--- DATA ENTRIES ---

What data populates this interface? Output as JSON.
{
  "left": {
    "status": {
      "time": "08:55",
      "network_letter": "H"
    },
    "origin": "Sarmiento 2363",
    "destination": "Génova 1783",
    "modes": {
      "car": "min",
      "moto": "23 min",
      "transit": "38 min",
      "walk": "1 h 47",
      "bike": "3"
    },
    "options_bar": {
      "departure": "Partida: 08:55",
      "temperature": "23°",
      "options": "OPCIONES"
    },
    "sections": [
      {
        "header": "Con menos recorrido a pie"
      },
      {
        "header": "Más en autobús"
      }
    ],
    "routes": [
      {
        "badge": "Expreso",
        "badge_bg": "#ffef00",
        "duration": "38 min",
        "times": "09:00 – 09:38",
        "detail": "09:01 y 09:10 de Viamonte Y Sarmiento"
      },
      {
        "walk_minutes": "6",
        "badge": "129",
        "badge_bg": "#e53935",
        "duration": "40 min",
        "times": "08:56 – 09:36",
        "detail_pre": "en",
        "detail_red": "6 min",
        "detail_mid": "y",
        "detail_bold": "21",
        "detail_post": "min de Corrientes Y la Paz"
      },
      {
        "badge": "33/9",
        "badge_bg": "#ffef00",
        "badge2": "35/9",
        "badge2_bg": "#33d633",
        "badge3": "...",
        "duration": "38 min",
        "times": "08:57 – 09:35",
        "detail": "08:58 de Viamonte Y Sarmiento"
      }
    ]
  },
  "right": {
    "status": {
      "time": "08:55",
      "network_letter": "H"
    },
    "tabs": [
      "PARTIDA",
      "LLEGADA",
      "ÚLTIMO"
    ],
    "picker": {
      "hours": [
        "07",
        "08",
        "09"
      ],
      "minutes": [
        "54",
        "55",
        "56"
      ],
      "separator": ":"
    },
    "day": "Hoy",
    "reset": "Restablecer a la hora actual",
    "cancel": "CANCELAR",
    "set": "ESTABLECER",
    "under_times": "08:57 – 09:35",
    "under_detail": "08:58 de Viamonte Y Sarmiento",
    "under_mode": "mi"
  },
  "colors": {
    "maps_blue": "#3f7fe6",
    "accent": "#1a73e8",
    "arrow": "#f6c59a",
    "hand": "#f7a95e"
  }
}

---

PROBLEM TO WORK ON
Copy out every entry again, exactly as it was given.

TASK SOLUTION
What data populates this interface? Output as JSON.
{
  "left": {
    "status": {
      "time": "08:55",
      "network_letter": "H"
    },
    "origin": "Sarmiento 2363",
    "destination": "Génova 1783",
    "modes": {
      "car": "min",
      "moto": "23 min",
      "transit": "38 min",
      "walk": "1 h 47",
      "bike": "3"
    },
    "options_bar": {
      "departure": "Partida: 08:55",
      "temperature": "23°",
      "options": "OPCIONES"
    },
    "sections": [
      {
        "header": "Con menos recorrido a pie"
      },
      {
        "header": "Más en autobús"
      }
    ],
    "routes": [
      {
        "badge": "Expreso",
        "badge_bg": "#ffef00",
        "duration": "38 min",
        "times": "09:00 – 09:38",
        "detail": "09:01 y 09:10 de Viamonte Y Sarmiento"
      },
      {
        "walk_minutes": "6",
        "badge": "129",
        "badge_bg": "#e53935",
        "duration": "40 min",
        "times": "08:56 – 09:36",
        "detail_pre": "en",
        "detail_red": "6 min",
        "detail_mid": "y",
        "detail_bold": "21",
        "detail_post": "min de Corrientes Y la Paz"
      },
      {
        "badge": "33/9",
        "badge_bg": "#ffef00",
        "badge2": "35/9",
        "badge2_bg": "#33d633",
        "badge3": "...",
        "duration": "38 min",
        "times": "08:57 – 09:35",
        "detail": "08:58 de Viamonte Y Sarmiento"
      }
    ]
  },
  "right": {
    "status": {
      "time": "08:55",
      "network_letter": "H"
    },
    "tabs": [
      "PARTIDA",
      "LLEGADA",
      "ÚLTIMO"
    ],
    "picker": {
      "hours": [
        "07",
        "08",
        "09"
      ],
      "minutes": [
        "54",
        "55",
        "56"
      ],
      "separator": ":"
    },
    "day": "Hoy",
    "reset": "Restablecer a la hora actual",
    "cancel": "CANCELAR",
    "set": "ESTABLECER",
    "under_times": "08:57 – 09:35",
    "under_detail": "08:58 de Viamonte Y Sarmiento",
    "under_mode": "mi"
  },
  "colors": {
    "maps_blue": "#3f7fe6",
    "accent": "#1a73e8",
    "arrow": "#f6c59a",
    "hand": "#f7a95e"
  }
}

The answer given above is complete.